> Problem details
In full and without alteration, give the listing again.

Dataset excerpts

════════════════════

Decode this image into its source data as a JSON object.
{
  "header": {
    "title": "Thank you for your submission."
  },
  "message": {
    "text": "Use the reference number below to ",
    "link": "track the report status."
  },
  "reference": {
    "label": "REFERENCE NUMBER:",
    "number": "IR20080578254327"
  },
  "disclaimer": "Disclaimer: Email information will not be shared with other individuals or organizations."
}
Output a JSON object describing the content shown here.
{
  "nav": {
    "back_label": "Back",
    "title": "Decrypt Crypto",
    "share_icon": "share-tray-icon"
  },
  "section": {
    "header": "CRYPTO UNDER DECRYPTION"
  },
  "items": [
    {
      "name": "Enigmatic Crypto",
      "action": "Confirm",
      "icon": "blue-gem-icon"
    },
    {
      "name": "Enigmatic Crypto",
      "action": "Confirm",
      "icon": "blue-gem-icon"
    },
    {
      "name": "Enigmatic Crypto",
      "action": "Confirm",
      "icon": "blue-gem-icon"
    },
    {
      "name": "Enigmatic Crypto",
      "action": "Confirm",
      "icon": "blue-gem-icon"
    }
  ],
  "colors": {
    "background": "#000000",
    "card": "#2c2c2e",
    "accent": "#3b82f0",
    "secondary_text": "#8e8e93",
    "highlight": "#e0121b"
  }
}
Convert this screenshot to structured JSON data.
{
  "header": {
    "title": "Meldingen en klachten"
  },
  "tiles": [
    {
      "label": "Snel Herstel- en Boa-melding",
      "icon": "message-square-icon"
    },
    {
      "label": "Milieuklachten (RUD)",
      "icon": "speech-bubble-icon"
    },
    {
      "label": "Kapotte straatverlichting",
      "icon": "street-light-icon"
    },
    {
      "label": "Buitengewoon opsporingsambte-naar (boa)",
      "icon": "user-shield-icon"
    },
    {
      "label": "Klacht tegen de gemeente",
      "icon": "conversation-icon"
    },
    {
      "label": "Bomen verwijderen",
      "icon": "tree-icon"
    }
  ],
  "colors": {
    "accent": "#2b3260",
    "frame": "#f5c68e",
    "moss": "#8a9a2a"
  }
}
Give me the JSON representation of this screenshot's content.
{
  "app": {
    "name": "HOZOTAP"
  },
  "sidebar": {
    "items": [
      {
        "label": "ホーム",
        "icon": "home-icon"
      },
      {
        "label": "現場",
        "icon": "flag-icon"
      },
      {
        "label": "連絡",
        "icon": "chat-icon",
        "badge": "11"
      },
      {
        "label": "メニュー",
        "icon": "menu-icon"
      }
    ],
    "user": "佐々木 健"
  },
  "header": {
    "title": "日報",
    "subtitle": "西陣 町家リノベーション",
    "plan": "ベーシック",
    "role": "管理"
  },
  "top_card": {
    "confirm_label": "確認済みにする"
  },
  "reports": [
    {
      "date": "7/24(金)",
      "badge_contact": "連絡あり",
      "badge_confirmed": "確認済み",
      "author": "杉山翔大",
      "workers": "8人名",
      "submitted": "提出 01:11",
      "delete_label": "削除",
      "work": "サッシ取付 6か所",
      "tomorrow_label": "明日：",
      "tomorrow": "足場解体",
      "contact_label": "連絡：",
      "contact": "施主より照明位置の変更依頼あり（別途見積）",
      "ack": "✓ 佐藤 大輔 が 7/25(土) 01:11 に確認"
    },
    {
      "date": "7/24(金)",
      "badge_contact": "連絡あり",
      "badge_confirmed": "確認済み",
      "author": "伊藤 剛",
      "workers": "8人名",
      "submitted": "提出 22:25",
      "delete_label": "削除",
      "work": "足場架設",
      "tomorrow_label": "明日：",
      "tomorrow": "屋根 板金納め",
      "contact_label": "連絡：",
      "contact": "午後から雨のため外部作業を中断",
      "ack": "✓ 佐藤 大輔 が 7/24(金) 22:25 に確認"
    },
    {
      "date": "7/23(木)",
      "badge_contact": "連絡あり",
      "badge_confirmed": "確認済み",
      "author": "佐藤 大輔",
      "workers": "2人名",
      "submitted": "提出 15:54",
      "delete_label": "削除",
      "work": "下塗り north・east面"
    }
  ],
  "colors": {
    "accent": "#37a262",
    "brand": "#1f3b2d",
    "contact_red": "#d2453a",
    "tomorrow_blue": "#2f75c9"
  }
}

════════════════════

> Worked solution
Decode this image into its source data as a JSON object.
{
  "header": {
    "title": "Thank you for your submission."
  },
  "message": {
    "text": "Use the reference number below to ",
    "link": "track the report status."
  },
  "reference": {
    "label": "REFERENCE NUMBER:",
    "number": "IR20080578254327"
  },
  "disclaimer": "Disclaimer: Email information will not be shared with other individuals or organizations."
}
Output a JSON object describing the content shown here.
{
  "nav": {
    "back_label": "Back",
    "title": "Decrypt Crypto",
    "share_icon": "share-tray-icon"
  },
  "section": {
    "header": "CRYPTO UNDER DECRYPTION"
  },
  "items": [
    {
      "name": "Enigmatic Crypto",
      "action": "Confirm",
      "icon": "blue-gem-icon"
    },
    {
      "name": "Enigmatic Crypto",
      "action": "Confirm",
      "icon": "blue-gem-icon"
    },
    {
      "name": "Enigmatic Crypto",
      "action": "Confirm",
      "icon": "blue-gem-icon"
    },
    {
      "name": "Enigmatic Crypto",
      "action": "Confirm",
      "icon": "blue-gem-icon"
    }
  ],
  "colors": {
    "background": "#000000",
    "card": "#2c2c2e",
    "accent": "#3b82f0",
    "secondary_text": "#8e8e93",
    "highlight": "#e0121b"
  }
}
Convert this screenshot to structured JSON data.
{
  "header": {
    "title": "Meldingen en klachten"
  },
  "tiles": [
    {
      "label": "Snel Herstel- en Boa-melding",
      "icon": "message-square-icon"
    },
    {
      "label": "Milieuklachten (RUD)",
      "icon": "speech-bubble-icon"
    },
    {
      "label": "Kapotte straatverlichting",
      "icon": "street-light-icon"
    },
    {
      "label": "Buitengewoon opsporingsambte-naar (boa)",
      "icon": "user-shield-icon"
    },
    {
      "label": "Klacht tegen de gemeente",
      "icon": "conversation-icon"
    },
    {
      "label": "Bomen verwijderen",
      "icon": "tree-icon"
    }
  ],
  "colors": {
    "accent": "#2b3260",
    "frame": "#f5c68e",
    "moss": "#8a9a2a"
  }
}
Give me the JSON representation of this screenshot's content.
{
  "app": {
    "name": "HOZOTAP"
  },
  "sidebar": {
    "items": [
      {
        "label": "ホーム",
        "icon": "home-icon"
      },
      {
        "label": "現場",
        "icon": "flag-icon"
      },
      {
        "label": "連絡",
        "icon": "chat-icon",
        "badge": "11"
      },
      {
        "label": "メニュー",
        "icon": "menu-icon"
      }
    ],
    "user": "佐々木 健"
  },
  "header": {
    "title": "日報",
    "subtitle": "西陣 町家リノベーション",
    "plan": "ベーシック",
    "role": "管理"
  },
  "top_card": {
    "confirm_label": "確認済みにする"
  },
  "reports": [
    {
      "date": "7/24(金)",
      "badge_contact": "連絡あり",
      "badge_confirmed": "確認済み",
      "author": "杉山翔大",
      "workers": "8人名",
      "submitted": "提出 01:11",
      "delete_label": "削除",
      "work": "サッシ取付 6か所",
      "tomorrow_label": "明日：",
      "tomorrow": "足場解体",
      "contact_label": "連絡：",
      "contact": "施主より照明位置の変更依頼あり（別途見積）",
      "ack": "✓ 佐藤 大輔 が 7/25(土) 01:11 に確認"
    },
    {
      "date": "7/24(金)",
      "badge_contact": "連絡あり",
      "badge_confirmed": "確認済み",
      "author": "伊藤 剛",
      "workers": "8人名",
      "submitted": "提出 22:25",
      "delete_label": "削除",
      "work": "足場架設",
      "tomorrow_label": "明日：",
      "tomorrow": "屋根 板金納め",
      "contact_label": "連絡：",
      "contact": "午後から雨のため外部作業を中断",
      "ack": "✓ 佐藤 大輔 が 7/24(金) 22:25 に確認"
    },
    {
      "date": "7/23(木)",
      "badge_contact": "連絡あり",
      "badge_confirmed": "確認済み",
      "author": "佐藤 大輔",
      "workers": "2人名",
      "submitted": "提出 15:54",
      "delete_label": "削除",
      "work": "下塗り north・east面"
    }
  ],
  "colors": {
    "accent": "#37a262",
    "brand": "#1f3b2d",
    "contact_red": "#d2453a",
    "tomorrow_blue": "#2f75c9"
  }
}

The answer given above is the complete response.